- **Raw records**
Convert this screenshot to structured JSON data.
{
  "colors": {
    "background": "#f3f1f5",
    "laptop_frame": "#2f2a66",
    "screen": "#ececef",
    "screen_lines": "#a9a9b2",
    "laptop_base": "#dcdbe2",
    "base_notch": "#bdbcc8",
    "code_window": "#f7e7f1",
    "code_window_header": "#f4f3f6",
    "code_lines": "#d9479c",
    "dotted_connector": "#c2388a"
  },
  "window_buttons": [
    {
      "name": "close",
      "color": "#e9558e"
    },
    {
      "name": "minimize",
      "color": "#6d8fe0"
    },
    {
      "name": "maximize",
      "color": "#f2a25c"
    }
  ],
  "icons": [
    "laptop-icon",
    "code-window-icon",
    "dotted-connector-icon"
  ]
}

- **Work to do**
Reproduce the records in full, exactly as written.

- **Answer to this exercise**
Convert this screenshot to structured JSON data.
{
  "colors": {
    "background": "#f3f1f5",
    "laptop_frame": "#2f2a66",
    "screen": "#ececef",
    "screen_lines": "#a9a9b2",
    "laptop_base": "#dcdbe2",
    "base_notch": "#bdbcc8",
    "code_window": "#f7e7f1",
    "code_window_header": "#f4f3f6",
    "code_lines": "#d9479c",
    "dotted_connector": "#c2388a"
  },
  "window_buttons": [
    {
      "name": "close",
      "color": "#e9558e"
    },
    {
      "name": "minimize",
      "color": "#6d8fe0"
    },
    {
      "name": "maximize",
      "color": "#f2a25c"
    }
  ],
  "icons": [
    "laptop-icon",
    "code-window-icon",
    "dotted-connector-icon"
  ]
}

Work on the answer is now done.